Aim: Repeat the listing in full, word for word.

Entries shown:

## begin

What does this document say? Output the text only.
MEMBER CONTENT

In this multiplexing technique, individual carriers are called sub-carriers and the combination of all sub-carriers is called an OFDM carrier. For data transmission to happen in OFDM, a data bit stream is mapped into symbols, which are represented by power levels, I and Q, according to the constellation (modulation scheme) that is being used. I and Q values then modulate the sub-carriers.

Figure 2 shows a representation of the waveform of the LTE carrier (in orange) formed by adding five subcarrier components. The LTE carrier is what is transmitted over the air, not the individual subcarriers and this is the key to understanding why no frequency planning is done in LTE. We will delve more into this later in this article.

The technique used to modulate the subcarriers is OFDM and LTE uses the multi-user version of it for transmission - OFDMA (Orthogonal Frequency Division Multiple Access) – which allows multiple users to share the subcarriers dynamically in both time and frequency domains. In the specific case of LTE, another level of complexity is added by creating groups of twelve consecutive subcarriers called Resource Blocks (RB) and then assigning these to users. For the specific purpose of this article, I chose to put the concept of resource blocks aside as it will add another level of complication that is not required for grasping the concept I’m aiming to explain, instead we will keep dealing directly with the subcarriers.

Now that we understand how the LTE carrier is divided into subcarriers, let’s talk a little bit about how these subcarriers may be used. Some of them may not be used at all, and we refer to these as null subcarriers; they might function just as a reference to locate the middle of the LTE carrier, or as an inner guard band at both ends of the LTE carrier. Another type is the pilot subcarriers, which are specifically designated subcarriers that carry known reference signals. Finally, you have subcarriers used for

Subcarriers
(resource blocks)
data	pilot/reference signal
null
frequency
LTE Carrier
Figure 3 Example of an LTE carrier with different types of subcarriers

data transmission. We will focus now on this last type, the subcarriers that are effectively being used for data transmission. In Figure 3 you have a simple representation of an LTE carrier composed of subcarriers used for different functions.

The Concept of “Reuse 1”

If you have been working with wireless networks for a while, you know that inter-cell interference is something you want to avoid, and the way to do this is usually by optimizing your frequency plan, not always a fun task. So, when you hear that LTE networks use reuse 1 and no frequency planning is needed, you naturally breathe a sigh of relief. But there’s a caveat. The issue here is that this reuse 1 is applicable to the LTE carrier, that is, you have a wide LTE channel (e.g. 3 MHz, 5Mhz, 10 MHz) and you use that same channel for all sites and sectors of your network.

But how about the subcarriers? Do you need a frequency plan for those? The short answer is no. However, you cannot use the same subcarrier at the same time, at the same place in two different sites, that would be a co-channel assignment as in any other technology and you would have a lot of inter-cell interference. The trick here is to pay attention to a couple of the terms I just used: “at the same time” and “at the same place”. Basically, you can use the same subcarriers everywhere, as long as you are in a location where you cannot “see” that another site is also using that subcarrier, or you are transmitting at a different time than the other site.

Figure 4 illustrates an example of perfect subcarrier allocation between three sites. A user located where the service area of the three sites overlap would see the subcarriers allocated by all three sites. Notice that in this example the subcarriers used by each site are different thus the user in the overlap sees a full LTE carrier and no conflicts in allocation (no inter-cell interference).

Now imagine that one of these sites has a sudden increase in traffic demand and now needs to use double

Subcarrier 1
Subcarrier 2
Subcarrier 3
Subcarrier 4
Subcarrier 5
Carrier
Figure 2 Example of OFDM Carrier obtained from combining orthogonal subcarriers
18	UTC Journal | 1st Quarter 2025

## end

Solution to this exercise:
What does this document say? Output the text only.
MEMBER CONTENT

In this multiplexing technique, individual carriers are called sub-carriers and the combination of all sub-carriers is called an OFDM carrier. For data transmission to happen in OFDM, a data bit stream is mapped into symbols, which are represented by power levels, I and Q, according to the constellation (modulation scheme) that is being used. I and Q values then modulate the sub-carriers.

Figure 2 shows a representation of the waveform of the LTE carrier (in orange) formed by adding five subcarrier components. The LTE carrier is what is transmitted over the air, not the individual subcarriers and this is the key to understanding why no frequency planning is done in LTE. We will delve more into this later in this article.

The technique used to modulate the subcarriers is OFDM and LTE uses the multi-user version of it for transmission - OFDMA (Orthogonal Frequency Division Multiple Access) – which allows multiple users to share the subcarriers dynamically in both time and frequency domains. In the specific case of LTE, another level of complexity is added by creating groups of twelve consecutive subcarriers called Resource Blocks (RB) and then assigning these to users. For the specific purpose of this article, I chose to put the concept of resource blocks aside as it will add another level of complication that is not required for grasping the concept I’m aiming to explain, instead we will keep dealing directly with the subcarriers.

Now that we understand how the LTE carrier is divided into subcarriers, let’s talk a little bit about how these subcarriers may be used. Some of them may not be used at all, and we refer to these as null subcarriers; they might function just as a reference to locate the middle of the LTE carrier, or as an inner guard band at both ends of the LTE carrier. Another type is the pilot subcarriers, which are specifically designated subcarriers that carry known reference signals. Finally, you have subcarriers used for

Subcarriers
(resource blocks)
data	pilot/reference signal
null
frequency
LTE Carrier
Figure 3 Example of an LTE carrier with different types of subcarriers

data transmission. We will focus now on this last type, the subcarriers that are effectively being used for data transmission. In Figure 3 you have a simple representation of an LTE carrier composed of subcarriers used for different functions.

The Concept of “Reuse 1”

If you have been working with wireless networks for a while, you know that inter-cell interference is something you want to avoid, and the way to do this is usually by optimizing your frequency plan, not always a fun task. So, when you hear that LTE networks use reuse 1 and no frequency planning is needed, you naturally breathe a sigh of relief. But there’s a caveat. The issue here is that this reuse 1 is applicable to the LTE carrier, that is, you have a wide LTE channel (e.g. 3 MHz, 5Mhz, 10 MHz) and you use that same channel for all sites and sectors of your network.

But how about the subcarriers? Do you need a frequency plan for those? The short answer is no. However, you cannot use the same subcarrier at the same time, at the same place in two different sites, that would be a co-channel assignment as in any other technology and you would have a lot of inter-cell interference. The trick here is to pay attention to a couple of the terms I just used: “at the same time” and “at the same place”. Basically, you can use the same subcarriers everywhere, as long as you are in a location where you cannot “see” that another site is also using that subcarrier, or you are transmitting at a different time than the other site.

Figure 4 illustrates an example of perfect subcarrier allocation between three sites. A user located where the service area of the three sites overlap would see the subcarriers allocated by all three sites. Notice that in this example the subcarriers used by each site are different thus the user in the overlap sees a full LTE carrier and no conflicts in allocation (no inter-cell interference).

Now imagine that one of these sites has a sudden increase in traffic demand and now needs to use double

Subcarrier 1
Subcarrier 2
Subcarrier 3
Subcarrier 4
Subcarrier 5
Carrier
Figure 2 Example of OFDM Carrier obtained from combining orthogonal subcarriers
18	UTC Journal | 1st Quarter 2025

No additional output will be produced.